◆ EXERCISE INSTRUCTIONS
Pull out every line with the word "subtitle" from the entries below.

◆ THE RECORDS
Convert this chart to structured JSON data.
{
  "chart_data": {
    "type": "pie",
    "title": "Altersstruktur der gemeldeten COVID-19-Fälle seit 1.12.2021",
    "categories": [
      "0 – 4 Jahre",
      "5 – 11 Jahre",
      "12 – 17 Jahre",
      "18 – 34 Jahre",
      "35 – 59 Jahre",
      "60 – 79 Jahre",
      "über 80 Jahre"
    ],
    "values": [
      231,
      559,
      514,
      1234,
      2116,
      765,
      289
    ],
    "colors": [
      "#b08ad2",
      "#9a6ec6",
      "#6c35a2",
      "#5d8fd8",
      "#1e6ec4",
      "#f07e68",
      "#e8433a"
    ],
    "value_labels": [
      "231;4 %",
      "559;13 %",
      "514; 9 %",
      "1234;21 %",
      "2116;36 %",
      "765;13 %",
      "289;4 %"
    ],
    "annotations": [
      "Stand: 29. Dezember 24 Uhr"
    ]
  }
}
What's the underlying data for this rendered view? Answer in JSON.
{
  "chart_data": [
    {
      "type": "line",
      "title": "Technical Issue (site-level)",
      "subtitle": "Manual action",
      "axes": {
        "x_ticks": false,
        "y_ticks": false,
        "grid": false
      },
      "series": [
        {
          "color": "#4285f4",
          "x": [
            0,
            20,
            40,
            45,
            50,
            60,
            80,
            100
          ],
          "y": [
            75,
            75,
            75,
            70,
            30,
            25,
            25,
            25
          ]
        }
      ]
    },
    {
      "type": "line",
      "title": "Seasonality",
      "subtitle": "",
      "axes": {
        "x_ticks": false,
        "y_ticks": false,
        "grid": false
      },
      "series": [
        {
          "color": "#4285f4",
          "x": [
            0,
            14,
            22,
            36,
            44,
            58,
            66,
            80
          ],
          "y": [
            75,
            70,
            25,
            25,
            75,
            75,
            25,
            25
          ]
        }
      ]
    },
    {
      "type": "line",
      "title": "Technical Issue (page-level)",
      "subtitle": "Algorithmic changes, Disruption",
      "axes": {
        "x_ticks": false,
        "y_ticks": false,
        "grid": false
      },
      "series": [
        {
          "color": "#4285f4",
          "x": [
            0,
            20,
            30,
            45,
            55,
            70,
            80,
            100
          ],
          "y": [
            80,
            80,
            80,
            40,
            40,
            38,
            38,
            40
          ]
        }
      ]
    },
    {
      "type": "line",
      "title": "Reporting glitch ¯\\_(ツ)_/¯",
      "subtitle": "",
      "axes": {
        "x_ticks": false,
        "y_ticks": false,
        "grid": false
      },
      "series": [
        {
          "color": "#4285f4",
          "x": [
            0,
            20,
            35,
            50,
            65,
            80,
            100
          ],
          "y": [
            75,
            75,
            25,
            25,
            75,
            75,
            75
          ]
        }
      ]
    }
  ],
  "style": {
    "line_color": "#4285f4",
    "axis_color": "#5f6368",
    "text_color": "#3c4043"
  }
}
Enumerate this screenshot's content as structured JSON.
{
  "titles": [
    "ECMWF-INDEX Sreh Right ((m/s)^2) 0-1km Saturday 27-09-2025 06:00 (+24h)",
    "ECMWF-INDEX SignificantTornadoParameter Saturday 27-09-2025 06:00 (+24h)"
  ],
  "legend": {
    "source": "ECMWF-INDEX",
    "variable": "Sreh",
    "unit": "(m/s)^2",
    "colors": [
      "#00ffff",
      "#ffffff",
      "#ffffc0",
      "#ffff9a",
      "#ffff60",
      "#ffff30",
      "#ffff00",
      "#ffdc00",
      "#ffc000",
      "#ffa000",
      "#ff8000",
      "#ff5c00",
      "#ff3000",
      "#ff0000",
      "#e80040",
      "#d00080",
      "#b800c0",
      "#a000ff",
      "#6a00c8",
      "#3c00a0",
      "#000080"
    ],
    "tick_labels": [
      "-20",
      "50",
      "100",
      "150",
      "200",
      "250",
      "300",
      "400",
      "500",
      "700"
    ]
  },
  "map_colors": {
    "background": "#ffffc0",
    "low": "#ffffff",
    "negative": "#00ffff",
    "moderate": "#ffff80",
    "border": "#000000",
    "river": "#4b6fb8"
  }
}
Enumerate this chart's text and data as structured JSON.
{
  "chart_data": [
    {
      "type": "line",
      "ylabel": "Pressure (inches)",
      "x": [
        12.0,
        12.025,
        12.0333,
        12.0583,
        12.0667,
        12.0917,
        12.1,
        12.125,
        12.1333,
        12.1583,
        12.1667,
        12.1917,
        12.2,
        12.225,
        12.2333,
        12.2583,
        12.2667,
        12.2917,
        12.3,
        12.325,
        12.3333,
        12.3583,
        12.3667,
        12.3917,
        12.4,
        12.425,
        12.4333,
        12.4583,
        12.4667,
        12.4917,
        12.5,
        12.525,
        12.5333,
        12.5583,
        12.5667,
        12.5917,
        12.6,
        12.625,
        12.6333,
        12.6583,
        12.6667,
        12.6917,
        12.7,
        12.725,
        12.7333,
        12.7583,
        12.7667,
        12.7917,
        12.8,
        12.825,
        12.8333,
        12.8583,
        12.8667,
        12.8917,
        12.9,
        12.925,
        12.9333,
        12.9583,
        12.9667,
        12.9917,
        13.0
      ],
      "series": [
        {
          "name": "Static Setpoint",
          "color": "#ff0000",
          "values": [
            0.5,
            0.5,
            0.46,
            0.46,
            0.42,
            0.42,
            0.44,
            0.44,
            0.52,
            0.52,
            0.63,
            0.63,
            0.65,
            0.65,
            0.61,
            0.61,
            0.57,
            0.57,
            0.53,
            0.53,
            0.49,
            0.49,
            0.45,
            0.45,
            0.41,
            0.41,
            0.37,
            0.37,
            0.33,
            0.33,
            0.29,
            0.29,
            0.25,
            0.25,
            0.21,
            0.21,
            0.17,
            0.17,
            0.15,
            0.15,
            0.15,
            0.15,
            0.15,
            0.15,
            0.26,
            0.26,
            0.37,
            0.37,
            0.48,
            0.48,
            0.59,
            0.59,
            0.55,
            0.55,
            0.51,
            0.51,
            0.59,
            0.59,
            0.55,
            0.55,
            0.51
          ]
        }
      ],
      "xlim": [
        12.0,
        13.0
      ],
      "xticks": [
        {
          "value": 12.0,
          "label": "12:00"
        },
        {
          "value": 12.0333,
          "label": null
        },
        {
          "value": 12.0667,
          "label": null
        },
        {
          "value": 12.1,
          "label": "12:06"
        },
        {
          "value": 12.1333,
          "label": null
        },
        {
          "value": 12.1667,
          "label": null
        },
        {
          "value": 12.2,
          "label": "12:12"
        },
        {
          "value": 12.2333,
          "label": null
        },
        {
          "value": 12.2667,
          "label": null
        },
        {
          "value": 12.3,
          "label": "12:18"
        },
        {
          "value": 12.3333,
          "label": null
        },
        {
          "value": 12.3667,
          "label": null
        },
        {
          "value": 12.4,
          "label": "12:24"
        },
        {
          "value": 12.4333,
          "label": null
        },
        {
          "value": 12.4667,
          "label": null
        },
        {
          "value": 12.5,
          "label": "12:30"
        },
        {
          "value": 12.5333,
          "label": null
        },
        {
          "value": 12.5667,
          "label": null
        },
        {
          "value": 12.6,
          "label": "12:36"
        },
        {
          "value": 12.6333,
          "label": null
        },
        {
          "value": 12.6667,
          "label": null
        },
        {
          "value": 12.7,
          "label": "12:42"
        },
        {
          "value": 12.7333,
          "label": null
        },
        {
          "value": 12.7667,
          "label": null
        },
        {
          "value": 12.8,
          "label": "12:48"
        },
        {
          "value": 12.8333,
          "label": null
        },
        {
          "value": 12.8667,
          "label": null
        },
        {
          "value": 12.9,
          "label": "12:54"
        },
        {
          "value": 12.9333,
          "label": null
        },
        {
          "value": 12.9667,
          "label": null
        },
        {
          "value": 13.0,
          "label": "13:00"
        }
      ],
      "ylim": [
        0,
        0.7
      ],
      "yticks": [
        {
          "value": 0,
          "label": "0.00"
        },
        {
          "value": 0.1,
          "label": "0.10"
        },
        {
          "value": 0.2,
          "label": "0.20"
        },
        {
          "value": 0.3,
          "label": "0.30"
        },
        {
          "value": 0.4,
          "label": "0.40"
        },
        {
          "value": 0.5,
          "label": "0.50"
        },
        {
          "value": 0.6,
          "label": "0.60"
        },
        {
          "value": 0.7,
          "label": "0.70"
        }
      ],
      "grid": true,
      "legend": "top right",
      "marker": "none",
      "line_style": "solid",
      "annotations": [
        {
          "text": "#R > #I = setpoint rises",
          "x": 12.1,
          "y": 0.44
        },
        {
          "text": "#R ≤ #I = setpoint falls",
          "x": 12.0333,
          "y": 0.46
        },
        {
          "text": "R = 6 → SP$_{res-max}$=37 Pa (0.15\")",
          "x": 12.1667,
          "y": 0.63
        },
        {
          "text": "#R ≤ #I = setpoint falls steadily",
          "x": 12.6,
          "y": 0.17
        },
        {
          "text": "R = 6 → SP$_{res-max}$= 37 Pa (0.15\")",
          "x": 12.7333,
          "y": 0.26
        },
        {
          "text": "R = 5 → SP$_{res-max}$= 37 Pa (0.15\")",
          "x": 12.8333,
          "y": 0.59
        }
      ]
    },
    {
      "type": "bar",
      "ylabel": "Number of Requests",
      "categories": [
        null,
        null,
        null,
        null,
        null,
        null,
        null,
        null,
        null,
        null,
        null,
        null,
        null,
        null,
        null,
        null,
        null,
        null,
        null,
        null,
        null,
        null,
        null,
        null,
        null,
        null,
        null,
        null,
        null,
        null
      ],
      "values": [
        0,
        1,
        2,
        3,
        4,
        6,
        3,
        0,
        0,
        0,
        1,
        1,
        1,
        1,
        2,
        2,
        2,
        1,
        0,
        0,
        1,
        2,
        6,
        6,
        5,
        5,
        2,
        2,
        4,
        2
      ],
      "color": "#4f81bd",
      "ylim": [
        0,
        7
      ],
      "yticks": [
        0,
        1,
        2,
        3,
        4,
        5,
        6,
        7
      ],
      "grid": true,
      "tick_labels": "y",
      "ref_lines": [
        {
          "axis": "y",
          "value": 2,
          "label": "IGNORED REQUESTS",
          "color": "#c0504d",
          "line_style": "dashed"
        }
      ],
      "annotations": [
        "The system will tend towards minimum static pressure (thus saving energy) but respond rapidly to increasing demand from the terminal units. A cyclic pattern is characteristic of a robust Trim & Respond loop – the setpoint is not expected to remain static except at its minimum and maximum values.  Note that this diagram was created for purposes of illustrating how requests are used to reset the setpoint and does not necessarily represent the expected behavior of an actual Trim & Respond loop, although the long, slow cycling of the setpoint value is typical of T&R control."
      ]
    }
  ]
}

◆ COMPLETED TASK
      "subtitle": "Manual action",
      "subtitle": "",
      "subtitle": "Algorithmic changes, Disruption",
      "subtitle": "",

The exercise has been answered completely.